Lines of data
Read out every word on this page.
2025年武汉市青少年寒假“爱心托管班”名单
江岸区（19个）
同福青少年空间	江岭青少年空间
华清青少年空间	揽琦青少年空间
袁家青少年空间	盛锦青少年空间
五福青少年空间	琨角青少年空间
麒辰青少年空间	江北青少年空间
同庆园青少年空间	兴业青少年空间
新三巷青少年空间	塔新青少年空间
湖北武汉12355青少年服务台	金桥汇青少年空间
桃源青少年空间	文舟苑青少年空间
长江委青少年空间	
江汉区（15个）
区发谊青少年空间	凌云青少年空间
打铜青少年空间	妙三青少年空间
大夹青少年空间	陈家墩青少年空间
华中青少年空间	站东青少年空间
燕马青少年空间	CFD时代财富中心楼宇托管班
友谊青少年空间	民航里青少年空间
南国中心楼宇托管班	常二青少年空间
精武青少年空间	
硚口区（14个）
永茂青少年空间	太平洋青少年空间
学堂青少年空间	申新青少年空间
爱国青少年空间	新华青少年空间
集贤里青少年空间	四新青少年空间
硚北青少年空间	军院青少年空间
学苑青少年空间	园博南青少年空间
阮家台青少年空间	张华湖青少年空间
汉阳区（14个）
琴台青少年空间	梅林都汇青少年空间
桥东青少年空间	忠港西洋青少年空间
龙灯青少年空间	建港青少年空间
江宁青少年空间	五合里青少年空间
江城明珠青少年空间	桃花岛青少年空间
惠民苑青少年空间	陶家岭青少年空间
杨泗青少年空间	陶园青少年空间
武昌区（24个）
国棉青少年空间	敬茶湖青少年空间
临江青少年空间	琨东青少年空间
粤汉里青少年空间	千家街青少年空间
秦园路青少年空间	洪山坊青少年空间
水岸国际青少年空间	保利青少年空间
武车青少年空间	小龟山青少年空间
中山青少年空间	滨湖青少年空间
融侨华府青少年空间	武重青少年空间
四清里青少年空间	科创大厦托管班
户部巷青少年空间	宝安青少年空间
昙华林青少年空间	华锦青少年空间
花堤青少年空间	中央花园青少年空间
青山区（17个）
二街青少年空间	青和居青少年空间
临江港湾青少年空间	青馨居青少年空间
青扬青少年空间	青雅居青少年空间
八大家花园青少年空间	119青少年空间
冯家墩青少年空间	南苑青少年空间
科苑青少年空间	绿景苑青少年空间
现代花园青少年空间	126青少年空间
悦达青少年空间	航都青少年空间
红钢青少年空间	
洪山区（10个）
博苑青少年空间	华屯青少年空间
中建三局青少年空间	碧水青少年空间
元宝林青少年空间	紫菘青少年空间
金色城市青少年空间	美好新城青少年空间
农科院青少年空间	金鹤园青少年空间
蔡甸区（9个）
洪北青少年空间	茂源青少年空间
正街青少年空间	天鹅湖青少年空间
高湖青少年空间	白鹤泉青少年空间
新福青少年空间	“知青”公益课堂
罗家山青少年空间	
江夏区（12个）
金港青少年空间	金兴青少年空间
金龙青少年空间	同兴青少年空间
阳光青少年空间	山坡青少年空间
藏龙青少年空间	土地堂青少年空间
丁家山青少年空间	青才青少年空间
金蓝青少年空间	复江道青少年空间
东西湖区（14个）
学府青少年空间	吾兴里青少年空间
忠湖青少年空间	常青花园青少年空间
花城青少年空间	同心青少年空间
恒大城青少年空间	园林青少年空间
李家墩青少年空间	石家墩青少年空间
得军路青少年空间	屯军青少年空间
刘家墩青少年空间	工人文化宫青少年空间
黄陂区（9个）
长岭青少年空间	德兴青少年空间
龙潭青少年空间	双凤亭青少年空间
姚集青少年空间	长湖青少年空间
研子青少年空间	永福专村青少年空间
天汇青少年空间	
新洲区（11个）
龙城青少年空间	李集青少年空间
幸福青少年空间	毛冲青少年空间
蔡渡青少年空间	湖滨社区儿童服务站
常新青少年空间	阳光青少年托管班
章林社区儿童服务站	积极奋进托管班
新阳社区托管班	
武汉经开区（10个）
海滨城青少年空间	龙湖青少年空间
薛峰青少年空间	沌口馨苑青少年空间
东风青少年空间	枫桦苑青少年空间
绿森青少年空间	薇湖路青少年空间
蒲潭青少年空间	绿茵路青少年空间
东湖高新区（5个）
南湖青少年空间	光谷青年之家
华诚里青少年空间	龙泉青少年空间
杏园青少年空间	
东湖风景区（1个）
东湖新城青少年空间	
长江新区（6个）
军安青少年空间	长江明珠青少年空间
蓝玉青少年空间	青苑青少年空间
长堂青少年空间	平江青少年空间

What to work on: Restate the whole listing exactly.

Exercise result:
Read out every word on this page.
2025年武汉市青少年寒假“爱心托管班”名单
江岸区（19个）
同福青少年空间	江岭青少年空间
华清青少年空间	揽琦青少年空间
袁家青少年空间	盛锦青少年空间
五福青少年空间	琨角青少年空间
麒辰青少年空间	江北青少年空间
同庆园青少年空间	兴业青少年空间
新三巷青少年空间	塔新青少年空间
湖北武汉12355青少年服务台	金桥汇青少年空间
桃源青少年空间	文舟苑青少年空间
长江委青少年空间	
江汉区（15个）
区发谊青少年空间	凌云青少年空间
打铜青少年空间	妙三青少年空间
大夹青少年空间	陈家墩青少年空间
华中青少年空间	站东青少年空间
燕马青少年空间	CFD时代财富中心楼宇托管班
友谊青少年空间	民航里青少年空间
南国中心楼宇托管班	常二青少年空间
精武青少年空间	
硚口区（14个）
永茂青少年空间	太平洋青少年空间
学堂青少年空间	申新青少年空间
爱国青少年空间	新华青少年空间
集贤里青少年空间	四新青少年空间
硚北青少年空间	军院青少年空间
学苑青少年空间	园博南青少年空间
阮家台青少年空间	张华湖青少年空间
汉阳区（14个）
琴台青少年空间	梅林都汇青少年空间
桥东青少年空间	忠港西洋青少年空间
龙灯青少年空间	建港青少年空间
江宁青少年空间	五合里青少年空间
江城明珠青少年空间	桃花岛青少年空间
惠民苑青少年空间	陶家岭青少年空间
杨泗青少年空间	陶园青少年空间
武昌区（24个）
国棉青少年空间	敬茶湖青少年空间
临江青少年空间	琨东青少年空间
粤汉里青少年空间	千家街青少年空间
秦园路青少年空间	洪山坊青少年空间
水岸国际青少年空间	保利青少年空间
武车青少年空间	小龟山青少年空间
中山青少年空间	滨湖青少年空间
融侨华府青少年空间	武重青少年空间
四清里青少年空间	科创大厦托管班
户部巷青少年空间	宝安青少年空间
昙华林青少年空间	华锦青少年空间
花堤青少年空间	中央花园青少年空间
青山区（17个）
二街青少年空间	青和居青少年空间
临江港湾青少年空间	青馨居青少年空间
青扬青少年空间	青雅居青少年空间
八大家花园青少年空间	119青少年空间
冯家墩青少年空间	南苑青少年空间
科苑青少年空间	绿景苑青少年空间
现代花园青少年空间	126青少年空间
悦达青少年空间	航都青少年空间
红钢青少年空间	
洪山区（10个）
博苑青少年空间	华屯青少年空间
中建三局青少年空间	碧水青少年空间
元宝林青少年空间	紫菘青少年空间
金色城市青少年空间	美好新城青少年空间
农科院青少年空间	金鹤园青少年空间
蔡甸区（9个）
洪北青少年空间	茂源青少年空间
正街青少年空间	天鹅湖青少年空间
高湖青少年空间	白鹤泉青少年空间
新福青少年空间	“知青”公益课堂
罗家山青少年空间	
江夏区（12个）
金港青少年空间	金兴青少年空间
金龙青少年空间	同兴青少年空间
阳光青少年空间	山坡青少年空间
藏龙青少年空间	土地堂青少年空间
丁家山青少年空间	青才青少年空间
金蓝青少年空间	复江道青少年空间
东西湖区（14个）
学府青少年空间	吾兴里青少年空间
忠湖青少年空间	常青花园青少年空间
花城青少年空间	同心青少年空间
恒大城青少年空间	园林青少年空间
李家墩青少年空间	石家墩青少年空间
得军路青少年空间	屯军青少年空间
刘家墩青少年空间	工人文化宫青少年空间
黄陂区（9个）
长岭青少年空间	德兴青少年空间
龙潭青少年空间	双凤亭青少年空间
姚集青少年空间	长湖青少年空间
研子青少年空间	永福专村青少年空间
天汇青少年空间	
新洲区（11个）
龙城青少年空间	李集青少年空间
幸福青少年空间	毛冲青少年空间
蔡渡青少年空间	湖滨社区儿童服务站
常新青少年空间	阳光青少年托管班
章林社区儿童服务站	积极奋进托管班
新阳社区托管班	
武汉经开区（10个）
海滨城青少年空间	龙湖青少年空间
薛峰青少年空间	沌口馨苑青少年空间
东风青少年空间	枫桦苑青少年空间
绿森青少年空间	薇湖路青少年空间
蒲潭青少年空间	绿茵路青少年空间
东湖高新区（5个）
南湖青少年空间	光谷青年之家
华诚里青少年空间	龙泉青少年空间
杏园青少年空间	
东湖风景区（1个）
东湖新城青少年空间	
长江新区（6个）
军安青少年空间	长江明珠青少年空间
蓝玉青少年空间	青苑青少年空间
长堂青少年空间	平江青少年空间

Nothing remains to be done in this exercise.